# Short task
Output the records exactly as they appear, with no pictures included.

--- Start Material provided ---

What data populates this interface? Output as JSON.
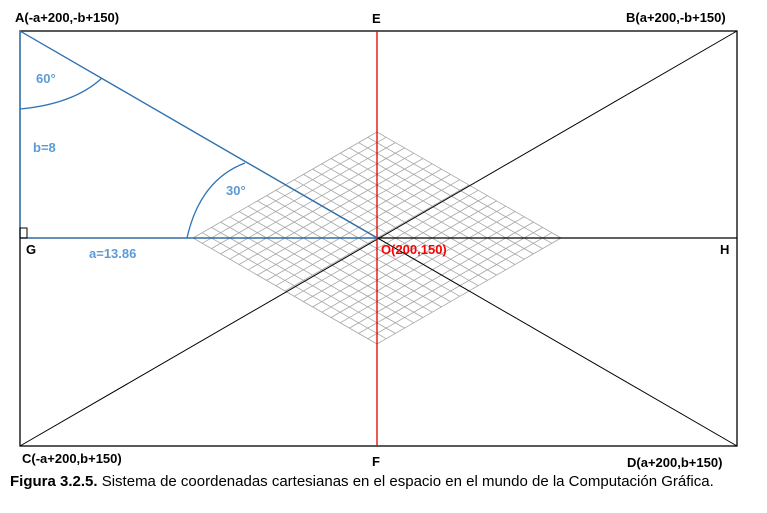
{
  "points": {
    "A": "A(-a+200,-b+150)",
    "B": "B(a+200,-b+150)",
    "C": "C(-a+200,b+150)",
    "D": "D(a+200,b+150)",
    "E": "E",
    "F": "F",
    "G": "G",
    "H": "H",
    "O": "O(200,150)"
  },
  "measures": {
    "angle_top": "60°",
    "angle_bottom": "30°",
    "b": "b=8",
    "a": "a=13.86"
  },
  "caption": {
    "figure": "Figura 3.2.5.",
    "text": "Sistema de coordenadas cartesianas en el espacio en el mundo de la Computación Gráfica."
  },
  "colors": {
    "axis": "#000000",
    "vertical": "#e00000",
    "triangle": "#2e75b6",
    "grid": "#a6a6a6",
    "label_blue": "#5b9bd5",
    "label_red": "#ff0000"
  }
}
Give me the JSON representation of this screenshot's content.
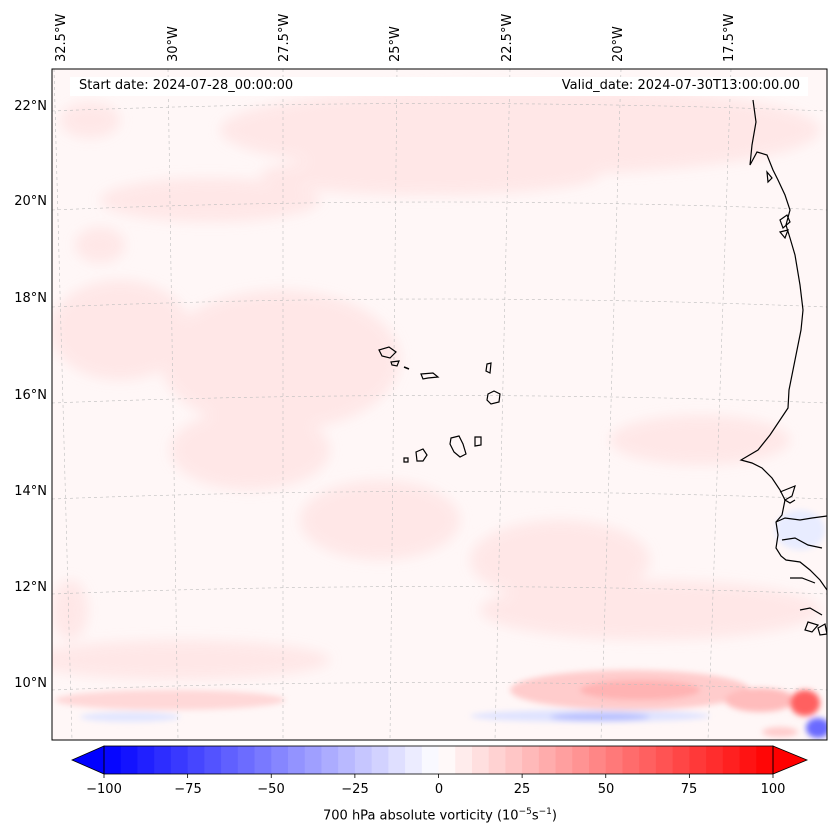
{
  "map": {
    "longitude_labels": [
      "32.5°W",
      "30°W",
      "27.5°W",
      "25°W",
      "22.5°W",
      "20°W",
      "17.5°W"
    ],
    "latitude_labels": [
      "22°N",
      "20°N",
      "18°N",
      "16°N",
      "14°N",
      "12°N",
      "10°N"
    ],
    "start_date": "Start date: 2024-07-28_00:00:00",
    "valid_date": "Valid_date: 2024-07-30T13:00:00.00"
  },
  "colorbar": {
    "ticks": [
      "−100",
      "−75",
      "−50",
      "−25",
      "0",
      "25",
      "50",
      "75",
      "100"
    ],
    "label_prefix": "700 hPa absolute vorticity (10",
    "label_exp1": "−5",
    "label_mid": "s",
    "label_exp2": "−1",
    "label_suffix": ")",
    "min_color": "#0000ff",
    "mid_color": "#ffffff",
    "max_color": "#ff0000"
  }
}
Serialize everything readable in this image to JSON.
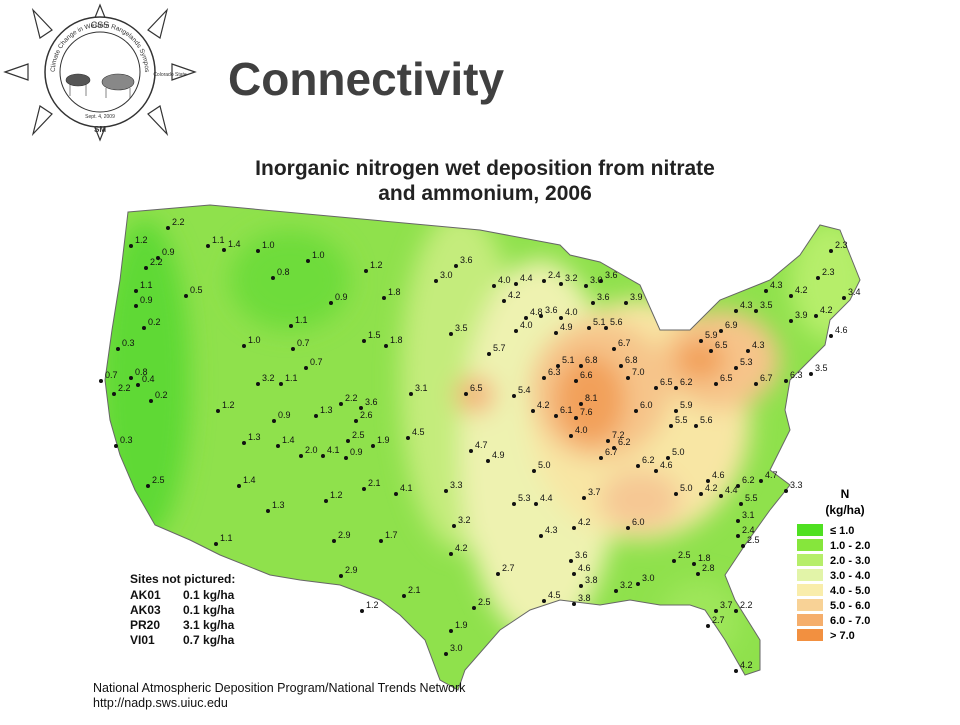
{
  "slide": {
    "title": "Connectivity",
    "logo": {
      "ring": "Climate Change in Western Rangelands Symposium",
      "left": "Sept. 4, 2009",
      "right": "Colorado State",
      "top": "CSS",
      "bottom": "SM"
    },
    "map": {
      "title_lines": [
        "Inorganic nitrogen wet deposition from nitrate",
        "and ammonium, 2006"
      ],
      "legend": {
        "title": "N",
        "unit": "(kg/ha)",
        "items": [
          {
            "label": "≤ 1.0",
            "color": "#4fe021"
          },
          {
            "label": "1.0 - 2.0",
            "color": "#86e63c"
          },
          {
            "label": "2.0 - 3.0",
            "color": "#b6ee6a"
          },
          {
            "label": "3.0 - 4.0",
            "color": "#e2f4a8"
          },
          {
            "label": "4.0 - 5.0",
            "color": "#f9edab"
          },
          {
            "label": "5.0 - 6.0",
            "color": "#f8d296"
          },
          {
            "label": "6.0 - 7.0",
            "color": "#f5ae6c"
          },
          {
            "label": "> 7.0",
            "color": "#f29040"
          }
        ]
      },
      "sites_not_pictured": {
        "header": "Sites not pictured:",
        "rows": [
          [
            "AK01",
            "0.1 kg/ha"
          ],
          [
            "AK03",
            "0.1 kg/ha"
          ],
          [
            "PR20",
            "3.1 kg/ha"
          ],
          [
            "VI01",
            "0.7 kg/ha"
          ]
        ]
      },
      "stations": [
        "2.2",
        "1.2",
        "0.9",
        "2.2",
        "1.1",
        "0.9",
        "0.2",
        "0.5",
        "1.1",
        "1.4",
        "1.0",
        "1.0",
        "0.8",
        "0.9",
        "1.2",
        "1.8",
        "1.1",
        "1.0",
        "0.7",
        "0.7",
        "0.3",
        "0.7",
        "2.2",
        "0.8",
        "0.4",
        "0.2",
        "0.3",
        "3.2",
        "1.1",
        "1.5",
        "1.8",
        "3.0",
        "3.6",
        "3.5",
        "3.1",
        "6.5",
        "5.4",
        "5.7",
        "1.2",
        "0.9",
        "1.3",
        "2.2",
        "3.6",
        "2.6",
        "1.3",
        "1.4",
        "2.5",
        "1.9",
        "4.5",
        "2.0",
        "4.1",
        "0.9",
        "4.7",
        "4.9",
        "2.5",
        "1.4",
        "1.3",
        "1.2",
        "2.1",
        "4.1",
        "3.3",
        "3.2",
        "4.2",
        "1.7",
        "2.9",
        "2.9",
        "1.1",
        "2.1",
        "2.7",
        "2.5",
        "1.2",
        "1.9",
        "3.0",
        "5.3",
        "4.4",
        "4.2",
        "6.1",
        "7.6",
        "8.1",
        "6.3",
        "5.1",
        "6.8",
        "6.6",
        "6.8",
        "7.0",
        "6.5",
        "6.2",
        "6.0",
        "5.9",
        "5.6",
        "5.5",
        "4.0",
        "7.2",
        "6.2",
        "6.7",
        "6.2",
        "5.0",
        "5.0",
        "3.7",
        "4.6",
        "5.0",
        "4.2",
        "6.0",
        "4.3",
        "4.2",
        "3.6",
        "4.6",
        "3.8",
        "4.5",
        "3.8",
        "3.2",
        "3.0",
        "2.5",
        "1.8",
        "2.8",
        "3.7",
        "2.7",
        "2.2",
        "4.2",
        "3.1",
        "2.4",
        "2.5",
        "4.6",
        "6.2",
        "4.7",
        "3.3",
        "4.4",
        "5.5",
        "2.3",
        "2.3",
        "3.4",
        "4.3",
        "4.2",
        "3.5",
        "4.3",
        "5.9",
        "6.5",
        "6.9",
        "4.3",
        "5.3",
        "6.5",
        "6.7",
        "6.3",
        "3.5",
        "4.6",
        "4.2",
        "3.9",
        "4.0",
        "4.2",
        "4.4",
        "2.4",
        "3.2",
        "3.0",
        "3.6",
        "3.6",
        "3.9",
        "3.6",
        "4.0",
        "4.8",
        "4.9",
        "5.1",
        "5.6",
        "6.7",
        "4.0"
      ],
      "footer_lines": [
        "National Atmospheric Deposition Program/National Trends Network",
        "http://nadp.sws.uiuc.edu"
      ]
    }
  }
}
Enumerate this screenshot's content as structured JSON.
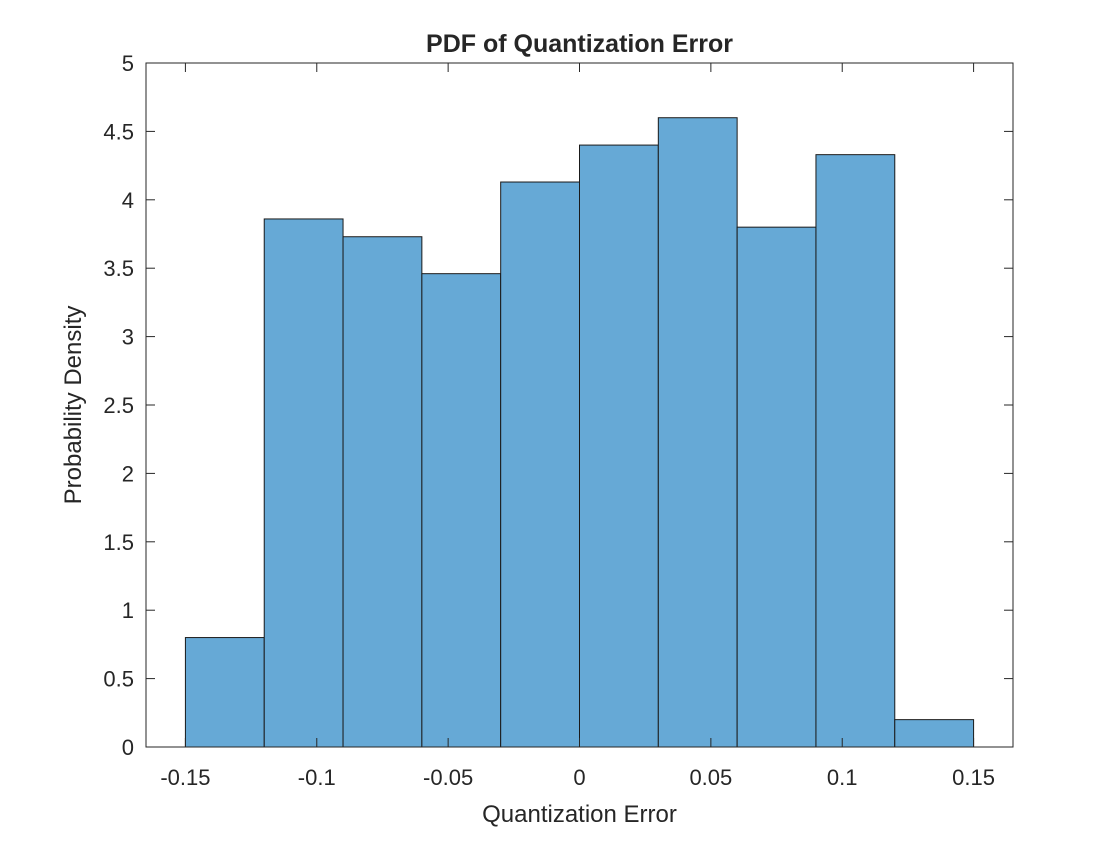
{
  "colors": {
    "bar_fill": "#66A9D6",
    "bar_edge": "#1A1A1A",
    "axes": "#262626",
    "background": "#FFFFFF"
  },
  "chart_data": {
    "type": "bar",
    "histogram": true,
    "title": "PDF of Quantization Error",
    "xlabel": "Quantization Error",
    "ylabel": "Probability Density",
    "xlim": [
      -0.165,
      0.165
    ],
    "ylim": [
      0,
      5
    ],
    "xticks": [
      -0.15,
      -0.1,
      -0.05,
      0,
      0.05,
      0.1,
      0.15
    ],
    "xtick_labels": [
      "-0.15",
      "-0.1",
      "-0.05",
      "0",
      "0.05",
      "0.1",
      "0.15"
    ],
    "yticks": [
      0,
      0.5,
      1,
      1.5,
      2,
      2.5,
      3,
      3.5,
      4,
      4.5,
      5
    ],
    "ytick_labels": [
      "0",
      "0.5",
      "1",
      "1.5",
      "2",
      "2.5",
      "3",
      "3.5",
      "4",
      "4.5",
      "5"
    ],
    "bin_edges": [
      -0.15,
      -0.12,
      -0.09,
      -0.06,
      -0.03,
      0,
      0.03,
      0.06,
      0.09,
      0.12,
      0.15
    ],
    "values": [
      0.8,
      3.86,
      3.73,
      3.46,
      4.13,
      4.4,
      4.6,
      3.8,
      4.33,
      0.2
    ],
    "grid": false,
    "box": true
  }
}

--- End Material provided ---

# In response
What data populates this interface? Output as JSON.
{
  "points": {
    "A": "A(-a+200,-b+150)",
    "B": "B(a+200,-b+150)",
    "C": "C(-a+200,b+150)",
    "D": "D(a+200,b+150)",
    "E": "E",
    "F": "F",
    "G": "G",
    "H": "H",
    "O": "O(200,150)"
  },
  "measures": {
    "angle_top": "60°",
    "angle_bottom": "30°",
    "b": "b=8",
    "a": "a=13.86"
  },
  "caption": {
    "figure": "Figura 3.2.5.",
    "text": "Sistema de coordenadas cartesianas en el espacio en el mundo de la Computación Gráfica."
  },
  "colors": {
    "axis": "#000000",
    "vertical": "#e00000",
    "triangle": "#2e75b6",
    "grid": "#a6a6a6",
    "label_blue": "#5b9bd5",
    "label_red": "#ff0000"
  }
}
Give me the JSON representation of this screenshot's content.
{
  "map": {
    "longitude_labels": [
      "32.5°W",
      "30°W",
      "27.5°W",
      "25°W",
      "22.5°W",
      "20°W",
      "17.5°W"
    ],
    "latitude_labels": [
      "22°N",
      "20°N",
      "18°N",
      "16°N",
      "14°N",
      "12°N",
      "10°N"
    ],
    "start_date": "Start date: 2024-07-28_00:00:00",
    "valid_date": "Valid_date: 2024-07-30T13:00:00.00"
  },
  "colorbar": {
    "ticks": [
      "−100",
      "−75",
      "−50",
      "−25",
      "0",
      "25",
      "50",
      "75",
      "100"
    ],
    "label_prefix": "700 hPa absolute vorticity (10",
    "label_exp1": "−5",
    "label_mid": "s",
    "label_exp2": "−1",
    "label_suffix": ")",
    "min_color": "#0000ff",
    "mid_color": "#ffffff",
    "max_color": "#ff0000"
  }
}
Serialize everything readable in this image to JSON.
{
  "slide": {
    "title": "Connectivity",
    "logo": {
      "ring": "Climate Change in Western Rangelands Symposium",
      "left": "Sept. 4, 2009",
      "right": "Colorado State",
      "top": "CSS",
      "bottom": "SM"
    },
    "map": {
      "title_lines": [
        "Inorganic nitrogen wet deposition from nitrate",
        "and ammonium, 2006"
      ],
      "legend": {
        "title": "N",
        "unit": "(kg/ha)",
        "items": [
          {
            "label": "≤ 1.0",
            "color": "#4fe021"
          },
          {
            "label": "1.0 - 2.0",
            "color": "#86e63c"
          },
          {
            "label": "2.0 - 3.0",
            "color": "#b6ee6a"
          },
          {
            "label": "3.0 - 4.0",
            "color": "#e2f4a8"
          },
          {
            "label": "4.0 - 5.0",
            "color": "#f9edab"
          },
          {
            "label": "5.0 - 6.0",
            "color": "#f8d296"
          },
          {
            "label": "6.0 - 7.0",
            "color": "#f5ae6c"
          },
          {
            "label": "> 7.0",
            "color": "#f29040"
          }
        ]
      },
      "sites_not_pictured": {
        "header": "Sites not pictured:",
        "rows": [
          [
            "AK01",
            "0.1 kg/ha"
          ],
          [
            "AK03",
            "0.1 kg/ha"
          ],
          [
            "PR20",
            "3.1 kg/ha"
          ],
          [
            "VI01",
            "0.7 kg/ha"
          ]
        ]
      },
      "stations": [
        "2.2",
        "1.2",
        "0.9",
        "2.2",
        "1.1",
        "0.9",
        "0.2",
        "0.5",
        "1.1",
        "1.4",
        "1.0",
        "1.0",
        "0.8",
        "0.9",
        "1.2",
        "1.8",
        "1.1",
        "1.0",
        "0.7",
        "0.7",
        "0.3",
        "0.7",
        "2.2",
        "0.8",
        "0.4",
        "0.2",
        "0.3",
        "3.2",
        "1.1",
        "1.5",
        "1.8",
        "3.0",
        "3.6",
        "3.5",
        "3.1",
        "6.5",
        "5.4",
        "5.7",
        "1.2",
        "0.9",
        "1.3",
        "2.2",
        "3.6",
        "2.6",
        "1.3",
        "1.4",
        "2.5",
        "1.9",
        "4.5",
        "2.0",
        "4.1",
        "0.9",
        "4.7",
        "4.9",
        "2.5",
        "1.4",
        "1.3",
        "1.2",
        "2.1",
        "4.1",
        "3.3",
        "3.2",
        "4.2",
        "1.7",
        "2.9",
        "2.9",
        "1.1",
        "2.1",
        "2.7",
        "2.5",
        "1.2",
        "1.9",
        "3.0",
        "5.3",
        "4.4",
        "4.2",
        "6.1",
        "7.6",
        "8.1",
        "6.3",
        "5.1",
        "6.8",
        "6.6",
        "6.8",
        "7.0",
        "6.5",
        "6.2",
        "6.0",
        "5.9",
        "5.6",
        "5.5",
        "4.0",
        "7.2",
        "6.2",
        "6.7",
        "6.2",
        "5.0",
        "5.0",
        "3.7",
        "4.6",
        "5.0",
        "4.2",
        "6.0",
        "4.3",
        "4.2",
        "3.6",
        "4.6",
        "3.8",
        "4.5",
        "3.8",
        "3.2",
        "3.0",
        "2.5",
        "1.8",
        "2.8",
        "3.7",
        "2.7",
        "2.2",
        "4.2",
        "3.1",
        "2.4",
        "2.5",
        "4.6",
        "6.2",
        "4.7",
        "3.3",
        "4.4",
        "5.5",
        "2.3",
        "2.3",
        "3.4",
        "4.3",
        "4.2",
        "3.5",
        "4.3",
        "5.9",
        "6.5",
        "6.9",
        "4.3",
        "5.3",
        "6.5",
        "6.7",
        "6.3",
        "3.5",
        "4.6",
        "4.2",
        "3.9",
        "4.0",
        "4.2",
        "4.4",
        "2.4",
        "3.2",
        "3.0",
        "3.6",
        "3.6",
        "3.9",
        "3.6",
        "4.0",
        "4.8",
        "4.9",
        "5.1",
        "5.6",
        "6.7",
        "4.0"
      ],
      "footer_lines": [
        "National Atmospheric Deposition Program/National Trends Network",
        "http://nadp.sws.uiuc.edu"
      ]
    }
  }
}
Enumerate this screenshot's content as structured JSON.
{
  "colors": {
    "bar_fill": "#66A9D6",
    "bar_edge": "#1A1A1A",
    "axes": "#262626",
    "background": "#FFFFFF"
  },
  "chart_data": {
    "type": "bar",
    "histogram": true,
    "title": "PDF of Quantization Error",
    "xlabel": "Quantization Error",
    "ylabel": "Probability Density",
    "xlim": [
      -0.165,
      0.165
    ],
    "ylim": [
      0,
      5
    ],
    "xticks": [
      -0.15,
      -0.1,
      -0.05,
      0,
      0.05,
      0.1,
      0.15
    ],
    "xtick_labels": [
      "-0.15",
      "-0.1",
      "-0.05",
      "0",
      "0.05",
      "0.1",
      "0.15"
    ],
    "yticks": [
      0,
      0.5,
      1,
      1.5,
      2,
      2.5,
      3,
      3.5,
      4,
      4.5,
      5
    ],
    "ytick_labels": [
      "0",
      "0.5",
      "1",
      "1.5",
      "2",
      "2.5",
      "3",
      "3.5",
      "4",
      "4.5",
      "5"
    ],
    "bin_edges": [
      -0.15,
      -0.12,
      -0.09,
      -0.06,
      -0.03,
      0,
      0.03,
      0.06,
      0.09,
      0.12,
      0.15
    ],
    "values": [
      0.8,
      3.86,
      3.73,
      3.46,
      4.13,
      4.4,
      4.6,
      3.8,
      4.33,
      0.2
    ],
    "grid": false,
    "box": true
  }
}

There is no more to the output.